*** Data for the task ***

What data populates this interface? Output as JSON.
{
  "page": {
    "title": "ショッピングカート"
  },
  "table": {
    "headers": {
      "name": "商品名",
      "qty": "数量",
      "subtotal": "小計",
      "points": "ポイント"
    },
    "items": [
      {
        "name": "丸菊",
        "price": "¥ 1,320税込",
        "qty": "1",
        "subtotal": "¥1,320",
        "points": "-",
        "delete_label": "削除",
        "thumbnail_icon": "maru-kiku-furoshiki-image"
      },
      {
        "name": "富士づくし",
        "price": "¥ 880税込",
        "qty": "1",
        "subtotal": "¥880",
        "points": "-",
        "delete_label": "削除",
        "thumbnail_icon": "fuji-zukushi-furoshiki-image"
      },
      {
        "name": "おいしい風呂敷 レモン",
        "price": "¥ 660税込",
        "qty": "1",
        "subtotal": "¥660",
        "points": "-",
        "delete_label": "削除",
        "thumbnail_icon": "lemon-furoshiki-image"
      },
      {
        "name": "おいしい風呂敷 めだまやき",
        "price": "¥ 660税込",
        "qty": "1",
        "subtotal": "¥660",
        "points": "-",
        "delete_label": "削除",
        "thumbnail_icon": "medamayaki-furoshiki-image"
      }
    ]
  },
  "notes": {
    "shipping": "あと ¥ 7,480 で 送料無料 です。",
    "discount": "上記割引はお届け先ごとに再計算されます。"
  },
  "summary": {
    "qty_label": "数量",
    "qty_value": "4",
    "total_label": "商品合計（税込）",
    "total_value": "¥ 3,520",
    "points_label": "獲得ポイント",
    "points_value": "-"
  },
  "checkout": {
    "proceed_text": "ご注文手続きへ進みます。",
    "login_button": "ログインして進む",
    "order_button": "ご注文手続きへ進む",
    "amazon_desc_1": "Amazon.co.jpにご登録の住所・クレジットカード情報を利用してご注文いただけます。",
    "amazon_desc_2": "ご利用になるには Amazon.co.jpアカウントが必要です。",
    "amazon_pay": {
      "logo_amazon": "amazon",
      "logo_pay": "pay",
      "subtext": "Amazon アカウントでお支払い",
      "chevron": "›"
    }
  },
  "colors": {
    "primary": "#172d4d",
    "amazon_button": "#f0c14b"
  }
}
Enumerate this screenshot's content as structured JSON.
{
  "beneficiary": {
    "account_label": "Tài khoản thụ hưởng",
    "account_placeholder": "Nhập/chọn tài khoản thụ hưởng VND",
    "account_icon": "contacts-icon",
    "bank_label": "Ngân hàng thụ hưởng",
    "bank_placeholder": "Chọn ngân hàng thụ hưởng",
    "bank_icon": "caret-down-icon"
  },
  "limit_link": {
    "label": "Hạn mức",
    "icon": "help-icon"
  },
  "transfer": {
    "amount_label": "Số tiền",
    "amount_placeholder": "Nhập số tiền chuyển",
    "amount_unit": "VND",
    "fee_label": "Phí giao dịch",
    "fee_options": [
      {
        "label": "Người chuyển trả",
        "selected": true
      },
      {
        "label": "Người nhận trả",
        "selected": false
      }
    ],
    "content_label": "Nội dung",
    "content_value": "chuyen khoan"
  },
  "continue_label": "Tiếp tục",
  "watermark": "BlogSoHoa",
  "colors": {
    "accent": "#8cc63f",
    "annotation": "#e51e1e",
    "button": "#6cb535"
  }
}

***

▸ The request:
Answer with one number only: how many lines above contain the word "chuyển".

▸ Expected answer:
2